===== RECORDS SHOWN =====

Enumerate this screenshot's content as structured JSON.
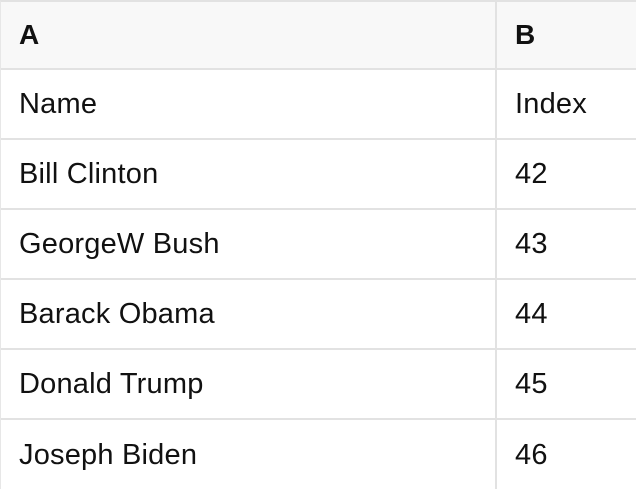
{
  "sheet": {
    "column_headers": [
      "A",
      "B"
    ],
    "rows": [
      [
        "Name",
        "Index"
      ],
      [
        "Bill Clinton",
        "42"
      ],
      [
        "GeorgeW Bush",
        "43"
      ],
      [
        "Barack Obama",
        "44"
      ],
      [
        "Donald Trump",
        "45"
      ],
      [
        "Joseph Biden",
        "46"
      ]
    ],
    "colors": {
      "header_background": "#f8f8f8",
      "row_background": "#ffffff",
      "grid_border": "#e2e2e2",
      "text": "#111111"
    }
  }
}
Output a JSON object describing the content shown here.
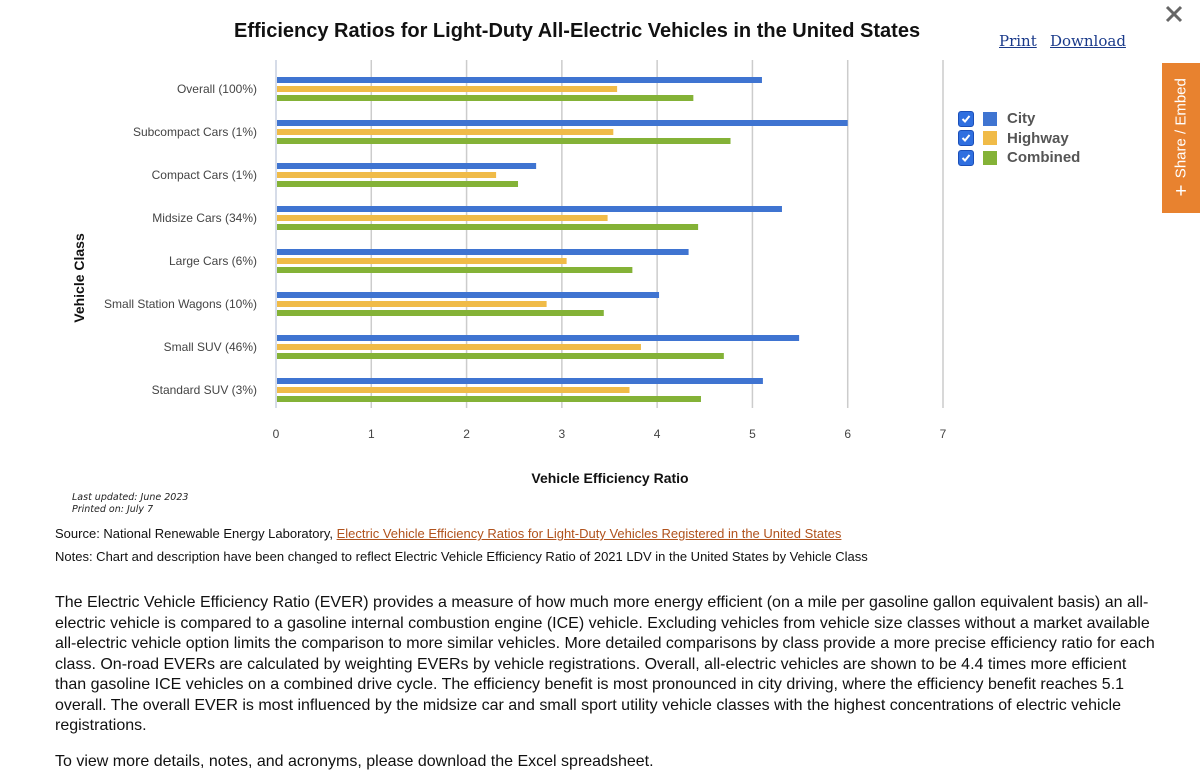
{
  "header": {
    "title": "Efficiency Ratios for Light-Duty All-Electric Vehicles in the United States",
    "print_label": "Print",
    "download_label": "Download",
    "close_icon": "close-x-icon",
    "share_label": "Share / Embed",
    "share_icon": "plus-icon"
  },
  "legend": {
    "items": [
      {
        "label": "City",
        "color": "#3f74d1",
        "checked": true
      },
      {
        "label": "Highway",
        "color": "#f0bb48",
        "checked": true
      },
      {
        "label": "Combined",
        "color": "#84b237",
        "checked": true
      }
    ]
  },
  "chart_data": {
    "type": "bar",
    "orientation": "horizontal",
    "title": "Efficiency Ratios for Light-Duty All-Electric Vehicles in the United States",
    "xlabel": "Vehicle Efficiency Ratio",
    "ylabel": "Vehicle Class",
    "xlim": [
      0,
      7
    ],
    "xticks": [
      "0",
      "1",
      "2",
      "3",
      "4",
      "5",
      "6",
      "7"
    ],
    "grid": true,
    "legend_position": "right",
    "categories": [
      "Overall (100%)",
      "Subcompact Cars (1%)",
      "Compact Cars (1%)",
      "Midsize Cars (34%)",
      "Large Cars (6%)",
      "Small Station Wagons (10%)",
      "Small SUV (46%)",
      "Standard SUV (3%)"
    ],
    "series": [
      {
        "name": "City",
        "color": "#3f74d1",
        "values": [
          5.1,
          6.0,
          2.73,
          5.31,
          4.33,
          4.02,
          5.49,
          5.11
        ]
      },
      {
        "name": "Highway",
        "color": "#f0bb48",
        "values": [
          3.58,
          3.54,
          2.31,
          3.48,
          3.05,
          2.84,
          3.83,
          3.71
        ]
      },
      {
        "name": "Combined",
        "color": "#84b237",
        "values": [
          4.38,
          4.77,
          2.54,
          4.43,
          3.74,
          3.44,
          4.7,
          4.46
        ]
      }
    ]
  },
  "footer": {
    "last_updated": "Last updated: June 2023",
    "printed_on": "Printed on: July 7",
    "source_prefix": "Source: National Renewable Energy Laboratory, ",
    "source_link": "Electric Vehicle Efficiency Ratios for Light-Duty Vehicles Registered in the United States",
    "notes": "Notes: Chart and description have been changed to reflect Electric Vehicle Efficiency Ratio of 2021 LDV in the United States by Vehicle Class",
    "description": "The Electric Vehicle Efficiency Ratio (EVER) provides a measure of how much more energy efficient (on a mile per gasoline gallon equivalent basis) an all-electric vehicle is compared to a gasoline internal combustion engine (ICE) vehicle. Excluding vehicles from vehicle size classes without a market available all-electric vehicle option limits the comparison to more similar vehicles. More detailed comparisons by class provide a more precise efficiency ratio for each class. On-road EVERs are calculated by weighting EVERs by vehicle registrations. Overall, all-electric vehicles are shown to be 4.4 times more efficient than gasoline ICE vehicles on a combined drive cycle. The efficiency benefit is most pronounced in city driving, where the efficiency benefit reaches 5.1 overall. The overall EVER is most influenced by the midsize car and small sport utility vehicle classes with the highest concentrations of electric vehicle registrations.",
    "more_info": "To view more details, notes, and acronyms, please download the Excel spreadsheet."
  }
}
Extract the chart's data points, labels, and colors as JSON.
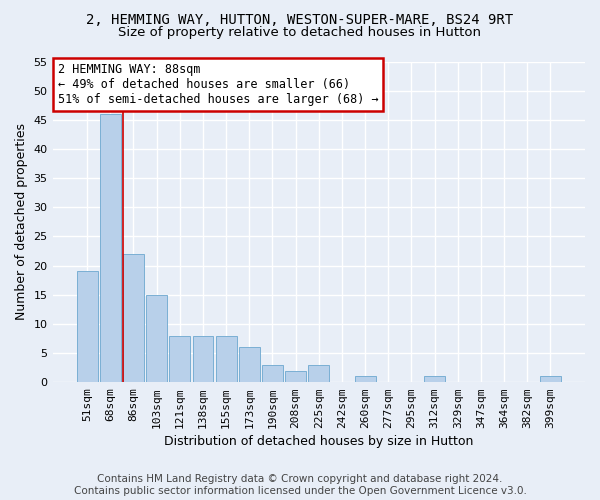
{
  "title": "2, HEMMING WAY, HUTTON, WESTON-SUPER-MARE, BS24 9RT",
  "subtitle": "Size of property relative to detached houses in Hutton",
  "xlabel": "Distribution of detached houses by size in Hutton",
  "ylabel": "Number of detached properties",
  "footer_line1": "Contains HM Land Registry data © Crown copyright and database right 2024.",
  "footer_line2": "Contains public sector information licensed under the Open Government Licence v3.0.",
  "bar_labels": [
    "51sqm",
    "68sqm",
    "86sqm",
    "103sqm",
    "121sqm",
    "138sqm",
    "155sqm",
    "173sqm",
    "190sqm",
    "208sqm",
    "225sqm",
    "242sqm",
    "260sqm",
    "277sqm",
    "295sqm",
    "312sqm",
    "329sqm",
    "347sqm",
    "364sqm",
    "382sqm",
    "399sqm"
  ],
  "bar_values": [
    19,
    46,
    22,
    15,
    8,
    8,
    8,
    6,
    3,
    2,
    3,
    0,
    1,
    0,
    0,
    1,
    0,
    0,
    0,
    0,
    1
  ],
  "bar_color": "#b8d0ea",
  "bar_edge_color": "#7aafd4",
  "vline_index": 2,
  "vline_color": "#cc0000",
  "annotation_line1": "2 HEMMING WAY: 88sqm",
  "annotation_line2": "← 49% of detached houses are smaller (66)",
  "annotation_line3": "51% of semi-detached houses are larger (68) →",
  "annotation_box_facecolor": "#ffffff",
  "annotation_box_edgecolor": "#cc0000",
  "ylim_max": 55,
  "yticks": [
    0,
    5,
    10,
    15,
    20,
    25,
    30,
    35,
    40,
    45,
    50,
    55
  ],
  "background_color": "#e8eef7",
  "grid_color": "#ffffff",
  "title_fontsize": 10,
  "subtitle_fontsize": 9.5,
  "axis_label_fontsize": 9,
  "tick_fontsize": 8,
  "annotation_fontsize": 8.5,
  "footer_fontsize": 7.5
}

=====

- [SHORT TASK]: Count the lines in the records above that hold the word "States", and give only that number.

- [RESULT]: 4